Can you print the data exactly and leave out each image?

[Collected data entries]
○ ○ ○ ○

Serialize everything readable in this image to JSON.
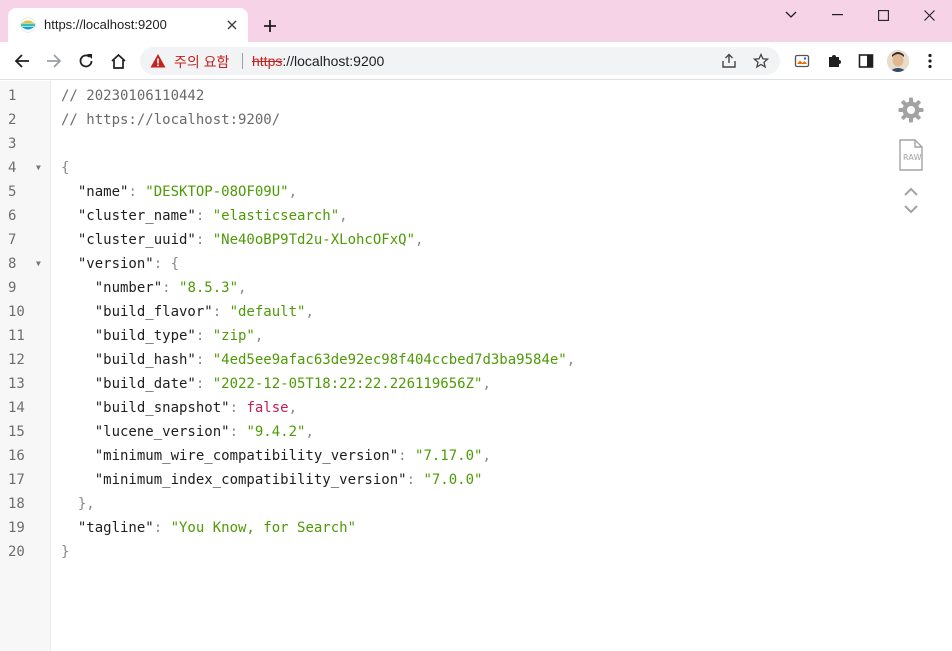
{
  "tab": {
    "title": "https://localhost:9200",
    "close_label": "×"
  },
  "new_tab_label": "+",
  "window": {
    "minimize": "minimize",
    "maximize": "maximize",
    "close": "close"
  },
  "omnibox": {
    "warning_text": "주의 요함",
    "url_scheme": "https",
    "url_rest": "://localhost:9200"
  },
  "colors": {
    "tabstrip": "#f6d3e6",
    "string": "#4e9a06",
    "boolean": "#c21f5a",
    "warning": "#c5221f"
  },
  "viewer": {
    "side_tools": [
      "gear-icon",
      "raw-icon",
      "chevron-up-icon",
      "chevron-down-icon"
    ],
    "raw_label": "RAW",
    "lines": [
      {
        "n": "1",
        "fold": "",
        "segments": [
          [
            "c",
            "// 20230106110442"
          ]
        ]
      },
      {
        "n": "2",
        "fold": "",
        "segments": [
          [
            "c",
            "// https://localhost:9200/"
          ]
        ]
      },
      {
        "n": "3",
        "fold": "",
        "segments": []
      },
      {
        "n": "4",
        "fold": "▼",
        "segments": [
          [
            "p",
            "{"
          ]
        ]
      },
      {
        "n": "5",
        "fold": "",
        "segments": [
          [
            "k",
            "  \"name\""
          ],
          [
            "p",
            ": "
          ],
          [
            "s",
            "\"DESKTOP-08OF09U\""
          ],
          [
            "p",
            ","
          ]
        ]
      },
      {
        "n": "6",
        "fold": "",
        "segments": [
          [
            "k",
            "  \"cluster_name\""
          ],
          [
            "p",
            ": "
          ],
          [
            "s",
            "\"elasticsearch\""
          ],
          [
            "p",
            ","
          ]
        ]
      },
      {
        "n": "7",
        "fold": "",
        "segments": [
          [
            "k",
            "  \"cluster_uuid\""
          ],
          [
            "p",
            ": "
          ],
          [
            "s",
            "\"Ne40oBP9Td2u-XLohcOFxQ\""
          ],
          [
            "p",
            ","
          ]
        ]
      },
      {
        "n": "8",
        "fold": "▼",
        "segments": [
          [
            "k",
            "  \"version\""
          ],
          [
            "p",
            ": {"
          ]
        ]
      },
      {
        "n": "9",
        "fold": "",
        "segments": [
          [
            "k",
            "    \"number\""
          ],
          [
            "p",
            ": "
          ],
          [
            "s",
            "\"8.5.3\""
          ],
          [
            "p",
            ","
          ]
        ]
      },
      {
        "n": "10",
        "fold": "",
        "segments": [
          [
            "k",
            "    \"build_flavor\""
          ],
          [
            "p",
            ": "
          ],
          [
            "s",
            "\"default\""
          ],
          [
            "p",
            ","
          ]
        ]
      },
      {
        "n": "11",
        "fold": "",
        "segments": [
          [
            "k",
            "    \"build_type\""
          ],
          [
            "p",
            ": "
          ],
          [
            "s",
            "\"zip\""
          ],
          [
            "p",
            ","
          ]
        ]
      },
      {
        "n": "12",
        "fold": "",
        "segments": [
          [
            "k",
            "    \"build_hash\""
          ],
          [
            "p",
            ": "
          ],
          [
            "s",
            "\"4ed5ee9afac63de92ec98f404ccbed7d3ba9584e\""
          ],
          [
            "p",
            ","
          ]
        ]
      },
      {
        "n": "13",
        "fold": "",
        "segments": [
          [
            "k",
            "    \"build_date\""
          ],
          [
            "p",
            ": "
          ],
          [
            "s",
            "\"2022-12-05T18:22:22.226119656Z\""
          ],
          [
            "p",
            ","
          ]
        ]
      },
      {
        "n": "14",
        "fold": "",
        "segments": [
          [
            "k",
            "    \"build_snapshot\""
          ],
          [
            "p",
            ": "
          ],
          [
            "b",
            "false"
          ],
          [
            "p",
            ","
          ]
        ]
      },
      {
        "n": "15",
        "fold": "",
        "segments": [
          [
            "k",
            "    \"lucene_version\""
          ],
          [
            "p",
            ": "
          ],
          [
            "s",
            "\"9.4.2\""
          ],
          [
            "p",
            ","
          ]
        ]
      },
      {
        "n": "16",
        "fold": "",
        "segments": [
          [
            "k",
            "    \"minimum_wire_compatibility_version\""
          ],
          [
            "p",
            ": "
          ],
          [
            "s",
            "\"7.17.0\""
          ],
          [
            "p",
            ","
          ]
        ]
      },
      {
        "n": "17",
        "fold": "",
        "segments": [
          [
            "k",
            "    \"minimum_index_compatibility_version\""
          ],
          [
            "p",
            ": "
          ],
          [
            "s",
            "\"7.0.0\""
          ]
        ]
      },
      {
        "n": "18",
        "fold": "",
        "segments": [
          [
            "p",
            "  },"
          ]
        ]
      },
      {
        "n": "19",
        "fold": "",
        "segments": [
          [
            "k",
            "  \"tagline\""
          ],
          [
            "p",
            ": "
          ],
          [
            "s",
            "\"You Know, for Search\""
          ]
        ]
      },
      {
        "n": "20",
        "fold": "",
        "segments": [
          [
            "p",
            "}"
          ]
        ]
      }
    ]
  }
}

○ ○ ○ ○

**Result below**
Serialize everything readable in this image to JSON.
{
  "tab": {
    "title": "https://localhost:9200",
    "close_label": "×"
  },
  "new_tab_label": "+",
  "window": {
    "minimize": "minimize",
    "maximize": "maximize",
    "close": "close"
  },
  "omnibox": {
    "warning_text": "주의 요함",
    "url_scheme": "https",
    "url_rest": "://localhost:9200"
  },
  "colors": {
    "tabstrip": "#f6d3e6",
    "string": "#4e9a06",
    "boolean": "#c21f5a",
    "warning": "#c5221f"
  },
  "viewer": {
    "side_tools": [
      "gear-icon",
      "raw-icon",
      "chevron-up-icon",
      "chevron-down-icon"
    ],
    "raw_label": "RAW",
    "lines": [
      {
        "n": "1",
        "fold": "",
        "segments": [
          [
            "c",
            "// 20230106110442"
          ]
        ]
      },
      {
        "n": "2",
        "fold": "",
        "segments": [
          [
            "c",
            "// https://localhost:9200/"
          ]
        ]
      },
      {
        "n": "3",
        "fold": "",
        "segments": []
      },
      {
        "n": "4",
        "fold": "▼",
        "segments": [
          [
            "p",
            "{"
          ]
        ]
      },
      {
        "n": "5",
        "fold": "",
        "segments": [
          [
            "k",
            "  \"name\""
          ],
          [
            "p",
            ": "
          ],
          [
            "s",
            "\"DESKTOP-08OF09U\""
          ],
          [
            "p",
            ","
          ]
        ]
      },
      {
        "n": "6",
        "fold": "",
        "segments": [
          [
            "k",
            "  \"cluster_name\""
          ],
          [
            "p",
            ": "
          ],
          [
            "s",
            "\"elasticsearch\""
          ],
          [
            "p",
            ","
          ]
        ]
      },
      {
        "n": "7",
        "fold": "",
        "segments": [
          [
            "k",
            "  \"cluster_uuid\""
          ],
          [
            "p",
            ": "
          ],
          [
            "s",
            "\"Ne40oBP9Td2u-XLohcOFxQ\""
          ],
          [
            "p",
            ","
          ]
        ]
      },
      {
        "n": "8",
        "fold": "▼",
        "segments": [
          [
            "k",
            "  \"version\""
          ],
          [
            "p",
            ": {"
          ]
        ]
      },
      {
        "n": "9",
        "fold": "",
        "segments": [
          [
            "k",
            "    \"number\""
          ],
          [
            "p",
            ": "
          ],
          [
            "s",
            "\"8.5.3\""
          ],
          [
            "p",
            ","
          ]
        ]
      },
      {
        "n": "10",
        "fold": "",
        "segments": [
          [
            "k",
            "    \"build_flavor\""
          ],
          [
            "p",
            ": "
          ],
          [
            "s",
            "\"default\""
          ],
          [
            "p",
            ","
          ]
        ]
      },
      {
        "n": "11",
        "fold": "",
        "segments": [
          [
            "k",
            "    \"build_type\""
          ],
          [
            "p",
            ": "
          ],
          [
            "s",
            "\"zip\""
          ],
          [
            "p",
            ","
          ]
        ]
      },
      {
        "n": "12",
        "fold": "",
        "segments": [
          [
            "k",
            "    \"build_hash\""
          ],
          [
            "p",
            ": "
          ],
          [
            "s",
            "\"4ed5ee9afac63de92ec98f404ccbed7d3ba9584e\""
          ],
          [
            "p",
            ","
          ]
        ]
      },
      {
        "n": "13",
        "fold": "",
        "segments": [
          [
            "k",
            "    \"build_date\""
          ],
          [
            "p",
            ": "
          ],
          [
            "s",
            "\"2022-12-05T18:22:22.226119656Z\""
          ],
          [
            "p",
            ","
          ]
        ]
      },
      {
        "n": "14",
        "fold": "",
        "segments": [
          [
            "k",
            "    \"build_snapshot\""
          ],
          [
            "p",
            ": "
          ],
          [
            "b",
            "false"
          ],
          [
            "p",
            ","
          ]
        ]
      },
      {
        "n": "15",
        "fold": "",
        "segments": [
          [
            "k",
            "    \"lucene_version\""
          ],
          [
            "p",
            ": "
          ],
          [
            "s",
            "\"9.4.2\""
          ],
          [
            "p",
            ","
          ]
        ]
      },
      {
        "n": "16",
        "fold": "",
        "segments": [
          [
            "k",
            "    \"minimum_wire_compatibility_version\""
          ],
          [
            "p",
            ": "
          ],
          [
            "s",
            "\"7.17.0\""
          ],
          [
            "p",
            ","
          ]
        ]
      },
      {
        "n": "17",
        "fold": "",
        "segments": [
          [
            "k",
            "    \"minimum_index_compatibility_version\""
          ],
          [
            "p",
            ": "
          ],
          [
            "s",
            "\"7.0.0\""
          ]
        ]
      },
      {
        "n": "18",
        "fold": "",
        "segments": [
          [
            "p",
            "  },"
          ]
        ]
      },
      {
        "n": "19",
        "fold": "",
        "segments": [
          [
            "k",
            "  \"tagline\""
          ],
          [
            "p",
            ": "
          ],
          [
            "s",
            "\"You Know, for Search\""
          ]
        ]
      },
      {
        "n": "20",
        "fold": "",
        "segments": [
          [
            "p",
            "}"
          ]
        ]
      }
    ]
  }
}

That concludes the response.